Source passage =
+++++
Grand DiVisions at Melbourne Festival – an exercise of the heart.

 

GD1Dubbed as an ‘urban cantatta’, Grand DiVisions is a musical performance work comprised of story-telling, spoken word poetry, music and interpretive dance. The work is presented by a 70 piece ensemble of young artists and musicians from Melbourne’s urban areas, all of whom part of the Outer Urban Project – an organisation that uses creative mediums to achieve social outreach in outer urban areas. Directed by Irina Vela and choreographed by Neil Ieremia (Black Grace), the work is intended to bring us tales of “wealth, poverty, privilege, neglect and unexpected journeys of falling in and out of love with Australia.”

Set in the sleek surrounds of the Fairfax Studio at the Arts Centre, this peculiar orchestra of sneaker laden boys and girls, amidst Tablas, harps, violins and double bass, certainly takes a moment to register. This is not a show you would usually see at the Arts Centre, and it is here with a purpose.

The show commences with the director Irina telling us her story, from her daily pleasures of falafels at Half Moon Cafe in Coburg, through to her estrangement from her father and their struggles in migration. This sets the tone for the stories we are going to hear throughout the performance. Cradled by the soothing tide of the graceful string section, we begin.

Stories unfold one-by-one from all corners of the ensemble. Flanked by guitars, opera singers, or a beat boxers, we hear a myriad of tales: the rigors of waiting in the proverbial queue of Australian refugee resettlement; the displacement of growing up in foster care; the frustrating day-to-day challenges of disability; the estrangement from family due to war or civil conflict; and several times we hear of the constant battle against losing self, family or friends to drugs and corruption. Ultimately what each of these individuals are fighting for is sovereignty over their identities in the face of judgment and disadvantage, and perhaps it is this sovereignty that they claim through their performance in Grand DiVisions.
+++++
Exercise brief =
According to the review of Grand DiVisions, who choreographed the work?
+++++
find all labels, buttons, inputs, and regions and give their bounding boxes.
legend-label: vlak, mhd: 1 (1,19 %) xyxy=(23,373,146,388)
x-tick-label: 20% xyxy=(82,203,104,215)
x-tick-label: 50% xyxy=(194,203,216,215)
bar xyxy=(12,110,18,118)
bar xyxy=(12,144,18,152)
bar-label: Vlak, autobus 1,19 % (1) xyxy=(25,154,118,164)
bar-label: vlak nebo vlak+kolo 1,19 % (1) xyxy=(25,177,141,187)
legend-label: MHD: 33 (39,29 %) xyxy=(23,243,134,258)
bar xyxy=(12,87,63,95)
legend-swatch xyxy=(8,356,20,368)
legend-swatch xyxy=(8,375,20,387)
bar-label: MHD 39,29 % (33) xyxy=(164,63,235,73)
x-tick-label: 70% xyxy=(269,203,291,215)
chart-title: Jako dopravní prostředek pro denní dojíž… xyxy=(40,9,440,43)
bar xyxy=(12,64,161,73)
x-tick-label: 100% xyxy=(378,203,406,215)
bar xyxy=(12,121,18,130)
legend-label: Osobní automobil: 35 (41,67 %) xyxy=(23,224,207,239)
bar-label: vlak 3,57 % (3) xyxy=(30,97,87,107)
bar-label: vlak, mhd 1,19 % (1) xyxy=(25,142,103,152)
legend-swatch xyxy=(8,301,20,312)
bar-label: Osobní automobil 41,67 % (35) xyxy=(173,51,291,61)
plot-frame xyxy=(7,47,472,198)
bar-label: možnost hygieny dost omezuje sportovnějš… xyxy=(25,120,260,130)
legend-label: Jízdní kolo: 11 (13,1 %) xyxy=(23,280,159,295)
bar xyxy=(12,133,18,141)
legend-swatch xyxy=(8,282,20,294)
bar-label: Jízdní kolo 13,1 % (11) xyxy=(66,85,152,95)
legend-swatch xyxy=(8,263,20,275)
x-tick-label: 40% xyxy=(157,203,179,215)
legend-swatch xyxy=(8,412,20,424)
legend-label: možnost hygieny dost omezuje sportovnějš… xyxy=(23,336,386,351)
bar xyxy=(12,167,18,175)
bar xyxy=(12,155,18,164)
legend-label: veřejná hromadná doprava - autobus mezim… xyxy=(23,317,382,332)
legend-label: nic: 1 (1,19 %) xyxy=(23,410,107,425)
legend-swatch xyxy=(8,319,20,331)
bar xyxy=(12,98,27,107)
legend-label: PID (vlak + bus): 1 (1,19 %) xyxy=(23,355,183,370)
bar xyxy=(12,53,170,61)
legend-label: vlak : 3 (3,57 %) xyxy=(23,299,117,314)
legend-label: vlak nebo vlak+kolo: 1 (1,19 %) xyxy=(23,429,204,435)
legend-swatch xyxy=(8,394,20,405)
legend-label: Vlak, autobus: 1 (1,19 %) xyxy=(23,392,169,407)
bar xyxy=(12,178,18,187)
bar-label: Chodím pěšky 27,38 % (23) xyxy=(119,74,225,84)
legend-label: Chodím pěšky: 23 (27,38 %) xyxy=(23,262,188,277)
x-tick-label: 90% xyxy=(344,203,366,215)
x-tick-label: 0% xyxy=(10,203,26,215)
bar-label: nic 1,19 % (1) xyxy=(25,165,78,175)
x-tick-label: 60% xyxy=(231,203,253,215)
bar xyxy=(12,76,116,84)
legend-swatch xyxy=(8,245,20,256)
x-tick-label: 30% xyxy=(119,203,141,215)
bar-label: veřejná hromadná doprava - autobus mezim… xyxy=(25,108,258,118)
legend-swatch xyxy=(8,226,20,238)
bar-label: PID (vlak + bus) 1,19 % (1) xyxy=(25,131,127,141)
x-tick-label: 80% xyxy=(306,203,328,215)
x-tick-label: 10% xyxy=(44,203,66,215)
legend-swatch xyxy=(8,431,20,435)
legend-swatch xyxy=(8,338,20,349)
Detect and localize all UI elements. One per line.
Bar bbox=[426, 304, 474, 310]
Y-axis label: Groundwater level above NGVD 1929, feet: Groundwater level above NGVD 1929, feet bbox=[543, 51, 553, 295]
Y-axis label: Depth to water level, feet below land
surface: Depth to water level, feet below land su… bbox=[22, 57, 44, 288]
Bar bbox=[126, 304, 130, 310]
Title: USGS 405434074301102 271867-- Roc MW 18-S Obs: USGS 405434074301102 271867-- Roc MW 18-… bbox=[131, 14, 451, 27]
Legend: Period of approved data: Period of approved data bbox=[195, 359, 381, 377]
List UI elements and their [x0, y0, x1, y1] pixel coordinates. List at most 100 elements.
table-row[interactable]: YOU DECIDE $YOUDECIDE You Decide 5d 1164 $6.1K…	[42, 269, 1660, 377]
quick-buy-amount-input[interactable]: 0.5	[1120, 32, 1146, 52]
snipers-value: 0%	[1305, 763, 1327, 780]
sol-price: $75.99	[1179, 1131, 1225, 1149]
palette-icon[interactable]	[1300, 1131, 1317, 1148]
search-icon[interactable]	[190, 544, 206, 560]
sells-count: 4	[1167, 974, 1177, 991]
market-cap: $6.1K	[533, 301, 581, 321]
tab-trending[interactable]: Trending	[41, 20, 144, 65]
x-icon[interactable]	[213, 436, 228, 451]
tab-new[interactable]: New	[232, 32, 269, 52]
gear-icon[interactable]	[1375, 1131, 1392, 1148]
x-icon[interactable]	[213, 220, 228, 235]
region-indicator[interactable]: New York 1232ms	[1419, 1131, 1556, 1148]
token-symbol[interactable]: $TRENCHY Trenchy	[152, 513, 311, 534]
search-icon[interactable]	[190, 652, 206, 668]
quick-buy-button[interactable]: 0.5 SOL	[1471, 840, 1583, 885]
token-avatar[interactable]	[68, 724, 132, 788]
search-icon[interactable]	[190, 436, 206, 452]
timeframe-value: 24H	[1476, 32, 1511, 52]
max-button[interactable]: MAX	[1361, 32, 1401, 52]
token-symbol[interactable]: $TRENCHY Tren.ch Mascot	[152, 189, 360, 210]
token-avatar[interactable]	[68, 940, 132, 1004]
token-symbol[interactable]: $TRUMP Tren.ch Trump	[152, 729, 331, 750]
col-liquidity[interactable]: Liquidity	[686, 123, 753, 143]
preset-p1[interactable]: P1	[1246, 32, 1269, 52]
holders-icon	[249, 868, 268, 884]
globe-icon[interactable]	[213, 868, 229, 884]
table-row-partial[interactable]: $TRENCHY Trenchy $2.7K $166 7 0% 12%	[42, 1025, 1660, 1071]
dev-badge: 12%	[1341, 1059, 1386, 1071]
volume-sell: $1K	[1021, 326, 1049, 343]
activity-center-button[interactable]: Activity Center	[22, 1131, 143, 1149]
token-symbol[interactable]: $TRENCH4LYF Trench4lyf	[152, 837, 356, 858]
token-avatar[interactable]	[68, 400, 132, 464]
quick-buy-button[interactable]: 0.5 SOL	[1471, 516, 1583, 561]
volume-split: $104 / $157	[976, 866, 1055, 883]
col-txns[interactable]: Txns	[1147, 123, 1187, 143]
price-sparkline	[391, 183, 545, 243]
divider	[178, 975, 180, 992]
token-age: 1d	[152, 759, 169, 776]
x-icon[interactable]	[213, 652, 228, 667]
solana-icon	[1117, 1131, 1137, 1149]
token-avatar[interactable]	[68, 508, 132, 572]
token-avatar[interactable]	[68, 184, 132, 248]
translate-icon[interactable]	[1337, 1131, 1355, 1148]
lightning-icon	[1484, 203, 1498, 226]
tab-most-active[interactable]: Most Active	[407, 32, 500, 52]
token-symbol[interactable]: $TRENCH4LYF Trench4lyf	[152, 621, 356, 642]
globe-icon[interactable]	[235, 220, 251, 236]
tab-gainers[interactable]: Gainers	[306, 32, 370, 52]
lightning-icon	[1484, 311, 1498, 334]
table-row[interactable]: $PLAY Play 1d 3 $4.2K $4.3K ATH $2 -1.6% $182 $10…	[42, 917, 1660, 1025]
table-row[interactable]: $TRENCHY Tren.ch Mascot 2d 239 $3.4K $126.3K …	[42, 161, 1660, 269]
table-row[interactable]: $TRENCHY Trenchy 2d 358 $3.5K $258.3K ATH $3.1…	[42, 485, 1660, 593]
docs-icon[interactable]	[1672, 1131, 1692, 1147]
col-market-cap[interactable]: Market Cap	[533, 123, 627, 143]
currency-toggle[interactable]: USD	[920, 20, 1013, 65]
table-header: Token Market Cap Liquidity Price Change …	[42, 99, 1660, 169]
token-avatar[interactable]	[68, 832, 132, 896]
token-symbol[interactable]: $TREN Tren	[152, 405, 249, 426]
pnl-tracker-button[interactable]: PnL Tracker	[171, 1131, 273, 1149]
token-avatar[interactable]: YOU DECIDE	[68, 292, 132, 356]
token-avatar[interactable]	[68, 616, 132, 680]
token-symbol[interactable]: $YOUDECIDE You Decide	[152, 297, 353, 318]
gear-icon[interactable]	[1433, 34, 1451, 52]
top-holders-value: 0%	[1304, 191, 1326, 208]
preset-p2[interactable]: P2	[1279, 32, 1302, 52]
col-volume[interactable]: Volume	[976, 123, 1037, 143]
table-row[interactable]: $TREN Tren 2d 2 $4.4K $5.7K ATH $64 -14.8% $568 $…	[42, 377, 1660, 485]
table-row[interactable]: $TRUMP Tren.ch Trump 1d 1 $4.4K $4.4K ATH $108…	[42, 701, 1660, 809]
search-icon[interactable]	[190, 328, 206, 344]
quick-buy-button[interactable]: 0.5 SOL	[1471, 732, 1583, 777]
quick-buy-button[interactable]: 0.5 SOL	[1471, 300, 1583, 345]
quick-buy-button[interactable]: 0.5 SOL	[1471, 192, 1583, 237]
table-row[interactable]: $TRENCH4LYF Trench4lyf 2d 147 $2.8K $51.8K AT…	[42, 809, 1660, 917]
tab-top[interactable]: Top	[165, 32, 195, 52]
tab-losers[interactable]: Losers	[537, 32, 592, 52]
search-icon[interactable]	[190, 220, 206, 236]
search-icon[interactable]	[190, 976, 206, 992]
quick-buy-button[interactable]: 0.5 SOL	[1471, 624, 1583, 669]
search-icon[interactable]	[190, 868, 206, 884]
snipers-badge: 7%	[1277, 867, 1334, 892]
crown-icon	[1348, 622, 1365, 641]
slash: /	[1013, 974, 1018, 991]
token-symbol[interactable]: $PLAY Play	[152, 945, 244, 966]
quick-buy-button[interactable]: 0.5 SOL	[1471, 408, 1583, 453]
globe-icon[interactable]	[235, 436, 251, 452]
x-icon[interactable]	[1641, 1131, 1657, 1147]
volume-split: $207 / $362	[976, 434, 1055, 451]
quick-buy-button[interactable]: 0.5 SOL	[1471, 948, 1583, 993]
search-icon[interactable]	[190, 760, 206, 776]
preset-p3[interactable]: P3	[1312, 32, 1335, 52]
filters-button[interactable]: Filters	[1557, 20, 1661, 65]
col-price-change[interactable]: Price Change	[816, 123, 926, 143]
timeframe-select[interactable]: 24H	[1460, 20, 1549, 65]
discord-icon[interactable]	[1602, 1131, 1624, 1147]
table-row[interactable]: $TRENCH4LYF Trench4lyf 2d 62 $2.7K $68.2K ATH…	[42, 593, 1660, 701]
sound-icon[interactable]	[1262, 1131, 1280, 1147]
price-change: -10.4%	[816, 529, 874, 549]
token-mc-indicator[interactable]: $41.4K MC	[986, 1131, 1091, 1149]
+++++
Written answer =
Neil Ieremia (Black Grace)